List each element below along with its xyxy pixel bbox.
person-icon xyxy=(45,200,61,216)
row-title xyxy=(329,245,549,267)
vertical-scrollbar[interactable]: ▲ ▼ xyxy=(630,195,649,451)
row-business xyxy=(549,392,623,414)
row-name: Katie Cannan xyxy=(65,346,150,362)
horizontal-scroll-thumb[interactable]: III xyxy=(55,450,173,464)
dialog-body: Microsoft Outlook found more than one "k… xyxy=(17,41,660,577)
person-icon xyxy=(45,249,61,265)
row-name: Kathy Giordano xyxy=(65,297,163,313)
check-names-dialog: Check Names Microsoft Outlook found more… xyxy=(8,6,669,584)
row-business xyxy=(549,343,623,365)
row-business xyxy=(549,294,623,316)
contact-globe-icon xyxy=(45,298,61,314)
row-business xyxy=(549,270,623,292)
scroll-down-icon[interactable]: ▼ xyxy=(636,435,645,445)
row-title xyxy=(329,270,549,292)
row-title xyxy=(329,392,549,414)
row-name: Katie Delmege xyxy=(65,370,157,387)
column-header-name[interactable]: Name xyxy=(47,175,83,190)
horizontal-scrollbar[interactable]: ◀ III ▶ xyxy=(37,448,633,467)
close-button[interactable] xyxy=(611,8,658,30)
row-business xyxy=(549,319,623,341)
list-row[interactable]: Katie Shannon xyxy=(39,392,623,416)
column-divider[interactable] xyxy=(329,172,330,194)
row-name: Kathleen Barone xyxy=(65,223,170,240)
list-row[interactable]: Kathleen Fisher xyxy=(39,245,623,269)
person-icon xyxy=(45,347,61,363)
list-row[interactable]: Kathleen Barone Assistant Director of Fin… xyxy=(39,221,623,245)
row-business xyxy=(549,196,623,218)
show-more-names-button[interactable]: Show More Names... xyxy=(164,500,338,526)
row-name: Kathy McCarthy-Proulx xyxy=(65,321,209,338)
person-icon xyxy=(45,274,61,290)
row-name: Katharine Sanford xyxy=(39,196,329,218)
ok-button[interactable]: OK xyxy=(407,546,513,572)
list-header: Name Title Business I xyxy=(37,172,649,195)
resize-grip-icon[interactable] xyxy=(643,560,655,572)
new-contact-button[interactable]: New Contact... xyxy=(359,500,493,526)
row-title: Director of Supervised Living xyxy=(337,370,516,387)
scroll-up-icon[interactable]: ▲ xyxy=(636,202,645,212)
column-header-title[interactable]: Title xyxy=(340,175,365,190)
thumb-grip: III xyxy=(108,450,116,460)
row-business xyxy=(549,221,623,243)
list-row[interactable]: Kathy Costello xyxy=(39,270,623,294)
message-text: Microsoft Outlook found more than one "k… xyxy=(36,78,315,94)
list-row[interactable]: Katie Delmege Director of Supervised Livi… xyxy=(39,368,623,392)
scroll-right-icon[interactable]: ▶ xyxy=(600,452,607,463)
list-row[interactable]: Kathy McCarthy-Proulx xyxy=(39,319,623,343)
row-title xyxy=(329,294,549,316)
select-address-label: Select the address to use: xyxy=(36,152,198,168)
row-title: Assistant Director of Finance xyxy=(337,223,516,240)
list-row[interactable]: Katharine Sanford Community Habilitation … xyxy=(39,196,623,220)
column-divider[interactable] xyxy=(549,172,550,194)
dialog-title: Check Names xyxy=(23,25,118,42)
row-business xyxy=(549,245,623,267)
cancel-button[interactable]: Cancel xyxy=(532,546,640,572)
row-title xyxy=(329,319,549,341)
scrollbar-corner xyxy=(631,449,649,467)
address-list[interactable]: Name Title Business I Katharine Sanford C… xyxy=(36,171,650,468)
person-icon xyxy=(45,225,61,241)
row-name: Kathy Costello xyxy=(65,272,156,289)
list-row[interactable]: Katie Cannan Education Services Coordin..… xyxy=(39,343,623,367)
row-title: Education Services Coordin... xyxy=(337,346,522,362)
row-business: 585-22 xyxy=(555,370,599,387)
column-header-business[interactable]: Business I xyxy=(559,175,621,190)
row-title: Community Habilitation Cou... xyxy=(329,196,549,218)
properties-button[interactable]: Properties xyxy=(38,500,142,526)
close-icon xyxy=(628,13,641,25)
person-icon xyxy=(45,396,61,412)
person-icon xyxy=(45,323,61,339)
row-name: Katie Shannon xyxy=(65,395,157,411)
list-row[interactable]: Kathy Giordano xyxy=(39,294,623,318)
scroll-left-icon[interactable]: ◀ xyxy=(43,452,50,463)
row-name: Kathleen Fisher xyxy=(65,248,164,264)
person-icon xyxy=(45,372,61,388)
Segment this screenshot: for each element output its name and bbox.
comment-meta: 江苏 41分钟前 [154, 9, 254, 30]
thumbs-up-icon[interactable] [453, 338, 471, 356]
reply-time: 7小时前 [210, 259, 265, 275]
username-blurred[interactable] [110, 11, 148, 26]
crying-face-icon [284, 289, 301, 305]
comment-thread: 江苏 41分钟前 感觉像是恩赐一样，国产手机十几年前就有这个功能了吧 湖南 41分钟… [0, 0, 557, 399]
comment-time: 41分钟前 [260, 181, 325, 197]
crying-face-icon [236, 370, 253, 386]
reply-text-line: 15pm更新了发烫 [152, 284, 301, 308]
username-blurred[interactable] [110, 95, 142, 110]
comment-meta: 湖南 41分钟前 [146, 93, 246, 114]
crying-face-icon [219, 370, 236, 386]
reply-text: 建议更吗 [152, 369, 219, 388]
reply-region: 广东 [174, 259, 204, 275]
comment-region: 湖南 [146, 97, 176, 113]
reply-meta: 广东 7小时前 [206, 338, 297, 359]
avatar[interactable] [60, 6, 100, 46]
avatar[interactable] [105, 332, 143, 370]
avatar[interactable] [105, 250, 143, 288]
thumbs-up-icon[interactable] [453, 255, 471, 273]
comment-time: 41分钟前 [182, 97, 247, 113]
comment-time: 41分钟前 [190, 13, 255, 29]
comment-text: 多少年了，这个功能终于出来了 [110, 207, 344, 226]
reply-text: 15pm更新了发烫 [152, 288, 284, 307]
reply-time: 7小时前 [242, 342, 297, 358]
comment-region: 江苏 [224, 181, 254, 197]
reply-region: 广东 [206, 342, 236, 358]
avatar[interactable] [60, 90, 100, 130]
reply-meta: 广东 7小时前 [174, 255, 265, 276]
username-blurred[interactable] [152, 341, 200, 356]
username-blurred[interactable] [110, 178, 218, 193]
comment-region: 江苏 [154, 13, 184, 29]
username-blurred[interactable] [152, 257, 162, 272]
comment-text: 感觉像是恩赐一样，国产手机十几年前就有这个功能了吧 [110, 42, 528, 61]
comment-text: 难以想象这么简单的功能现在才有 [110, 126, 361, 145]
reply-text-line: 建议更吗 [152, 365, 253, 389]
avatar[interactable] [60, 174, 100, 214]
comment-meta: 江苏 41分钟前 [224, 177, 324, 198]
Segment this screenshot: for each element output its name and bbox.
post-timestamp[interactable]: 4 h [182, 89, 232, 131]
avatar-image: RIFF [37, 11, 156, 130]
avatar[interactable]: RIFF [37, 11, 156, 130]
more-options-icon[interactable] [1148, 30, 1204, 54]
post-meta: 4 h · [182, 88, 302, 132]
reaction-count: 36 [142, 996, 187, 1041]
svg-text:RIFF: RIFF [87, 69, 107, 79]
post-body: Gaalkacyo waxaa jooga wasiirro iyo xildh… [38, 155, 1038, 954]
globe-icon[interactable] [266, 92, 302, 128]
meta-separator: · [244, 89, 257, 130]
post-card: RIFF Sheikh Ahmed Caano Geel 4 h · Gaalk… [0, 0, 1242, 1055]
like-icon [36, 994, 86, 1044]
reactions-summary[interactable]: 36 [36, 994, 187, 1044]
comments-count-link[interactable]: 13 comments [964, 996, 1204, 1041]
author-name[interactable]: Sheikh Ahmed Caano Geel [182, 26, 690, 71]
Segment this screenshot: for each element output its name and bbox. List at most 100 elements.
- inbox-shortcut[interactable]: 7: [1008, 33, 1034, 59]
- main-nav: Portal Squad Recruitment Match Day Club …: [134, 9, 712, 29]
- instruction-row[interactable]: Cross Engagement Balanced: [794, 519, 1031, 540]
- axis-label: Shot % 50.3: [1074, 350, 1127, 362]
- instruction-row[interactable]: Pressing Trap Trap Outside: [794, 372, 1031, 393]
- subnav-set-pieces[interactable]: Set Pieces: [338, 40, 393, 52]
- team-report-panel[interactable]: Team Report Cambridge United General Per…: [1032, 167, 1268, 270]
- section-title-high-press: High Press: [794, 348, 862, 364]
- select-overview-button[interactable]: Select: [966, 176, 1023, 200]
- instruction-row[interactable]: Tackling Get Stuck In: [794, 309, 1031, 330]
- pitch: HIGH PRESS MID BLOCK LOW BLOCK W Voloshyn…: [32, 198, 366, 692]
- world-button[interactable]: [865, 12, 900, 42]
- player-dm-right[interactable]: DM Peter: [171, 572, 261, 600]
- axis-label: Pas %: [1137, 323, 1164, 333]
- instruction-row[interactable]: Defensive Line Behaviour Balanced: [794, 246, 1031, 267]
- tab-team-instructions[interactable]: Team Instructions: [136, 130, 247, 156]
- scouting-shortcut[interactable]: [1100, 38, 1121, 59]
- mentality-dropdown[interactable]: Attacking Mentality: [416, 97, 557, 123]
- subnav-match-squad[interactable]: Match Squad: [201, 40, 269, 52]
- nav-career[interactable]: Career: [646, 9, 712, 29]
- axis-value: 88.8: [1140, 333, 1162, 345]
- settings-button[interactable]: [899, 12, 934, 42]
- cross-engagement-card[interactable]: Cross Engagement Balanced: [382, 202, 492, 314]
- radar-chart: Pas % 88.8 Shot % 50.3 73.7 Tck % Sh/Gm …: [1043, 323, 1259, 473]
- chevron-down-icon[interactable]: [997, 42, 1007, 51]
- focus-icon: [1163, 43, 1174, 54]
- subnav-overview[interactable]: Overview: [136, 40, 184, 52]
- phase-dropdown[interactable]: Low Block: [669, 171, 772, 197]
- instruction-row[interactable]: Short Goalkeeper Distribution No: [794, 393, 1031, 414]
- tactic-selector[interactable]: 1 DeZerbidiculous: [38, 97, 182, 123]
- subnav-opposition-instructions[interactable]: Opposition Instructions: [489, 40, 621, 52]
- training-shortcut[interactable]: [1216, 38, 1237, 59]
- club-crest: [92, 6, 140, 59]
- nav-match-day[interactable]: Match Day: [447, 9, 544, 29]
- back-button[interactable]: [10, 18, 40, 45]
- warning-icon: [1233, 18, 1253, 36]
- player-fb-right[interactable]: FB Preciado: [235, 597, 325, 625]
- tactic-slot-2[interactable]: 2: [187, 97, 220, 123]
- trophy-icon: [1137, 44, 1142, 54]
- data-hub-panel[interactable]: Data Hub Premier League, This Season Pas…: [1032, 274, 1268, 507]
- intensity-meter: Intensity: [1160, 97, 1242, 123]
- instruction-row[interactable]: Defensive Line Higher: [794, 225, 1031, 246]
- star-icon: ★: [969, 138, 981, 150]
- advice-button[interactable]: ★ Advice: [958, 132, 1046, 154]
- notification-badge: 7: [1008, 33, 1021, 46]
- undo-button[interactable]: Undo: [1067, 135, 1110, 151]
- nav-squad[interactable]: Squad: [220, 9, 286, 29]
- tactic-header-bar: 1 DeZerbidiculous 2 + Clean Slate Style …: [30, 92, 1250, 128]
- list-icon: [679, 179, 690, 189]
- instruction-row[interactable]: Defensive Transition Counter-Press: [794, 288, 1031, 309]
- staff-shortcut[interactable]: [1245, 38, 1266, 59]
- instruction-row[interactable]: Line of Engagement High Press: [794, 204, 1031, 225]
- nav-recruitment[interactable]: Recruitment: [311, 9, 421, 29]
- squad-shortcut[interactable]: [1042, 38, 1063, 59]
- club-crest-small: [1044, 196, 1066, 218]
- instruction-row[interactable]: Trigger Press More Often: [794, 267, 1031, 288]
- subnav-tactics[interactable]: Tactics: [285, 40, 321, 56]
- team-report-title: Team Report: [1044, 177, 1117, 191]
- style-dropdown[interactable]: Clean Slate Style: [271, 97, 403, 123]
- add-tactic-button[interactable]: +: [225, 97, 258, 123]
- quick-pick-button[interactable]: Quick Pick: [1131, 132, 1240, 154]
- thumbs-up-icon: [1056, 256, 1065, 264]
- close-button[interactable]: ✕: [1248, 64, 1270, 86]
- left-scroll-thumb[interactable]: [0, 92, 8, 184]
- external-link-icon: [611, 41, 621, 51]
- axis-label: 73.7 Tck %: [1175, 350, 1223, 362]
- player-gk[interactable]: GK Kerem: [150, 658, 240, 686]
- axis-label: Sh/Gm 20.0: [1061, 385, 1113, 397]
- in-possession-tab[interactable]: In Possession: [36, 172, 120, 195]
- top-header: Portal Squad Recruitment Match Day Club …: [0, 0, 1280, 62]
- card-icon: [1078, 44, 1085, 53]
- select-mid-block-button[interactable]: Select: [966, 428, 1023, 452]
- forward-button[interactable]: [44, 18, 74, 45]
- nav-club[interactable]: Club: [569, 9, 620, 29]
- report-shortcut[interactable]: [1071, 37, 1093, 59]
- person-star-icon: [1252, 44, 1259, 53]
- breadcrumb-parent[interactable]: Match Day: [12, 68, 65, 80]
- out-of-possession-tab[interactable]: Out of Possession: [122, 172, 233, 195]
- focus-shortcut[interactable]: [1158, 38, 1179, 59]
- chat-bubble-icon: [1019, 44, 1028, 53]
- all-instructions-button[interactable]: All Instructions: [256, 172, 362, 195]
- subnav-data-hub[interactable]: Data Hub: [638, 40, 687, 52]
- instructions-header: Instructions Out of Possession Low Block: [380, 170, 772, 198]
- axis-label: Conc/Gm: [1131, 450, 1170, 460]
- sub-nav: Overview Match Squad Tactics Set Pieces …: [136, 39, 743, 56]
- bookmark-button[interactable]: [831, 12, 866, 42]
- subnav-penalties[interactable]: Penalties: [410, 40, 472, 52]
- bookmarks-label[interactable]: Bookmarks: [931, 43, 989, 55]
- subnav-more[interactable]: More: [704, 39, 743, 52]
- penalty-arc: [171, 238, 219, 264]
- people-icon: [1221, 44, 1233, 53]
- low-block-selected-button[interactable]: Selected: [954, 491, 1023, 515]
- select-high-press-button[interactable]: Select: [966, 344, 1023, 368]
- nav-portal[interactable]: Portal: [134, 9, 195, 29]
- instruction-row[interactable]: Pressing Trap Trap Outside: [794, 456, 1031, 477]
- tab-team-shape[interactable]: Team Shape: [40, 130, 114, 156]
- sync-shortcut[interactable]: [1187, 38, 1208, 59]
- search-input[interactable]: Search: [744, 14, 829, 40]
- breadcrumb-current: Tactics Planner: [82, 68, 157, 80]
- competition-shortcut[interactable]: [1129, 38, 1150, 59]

AIM OF THE TASK: Count the lines in the entries above that contain the string "body", treating uppercase and lowercase letters as different. Reply with the number alone.

TASK SOLUTION: 2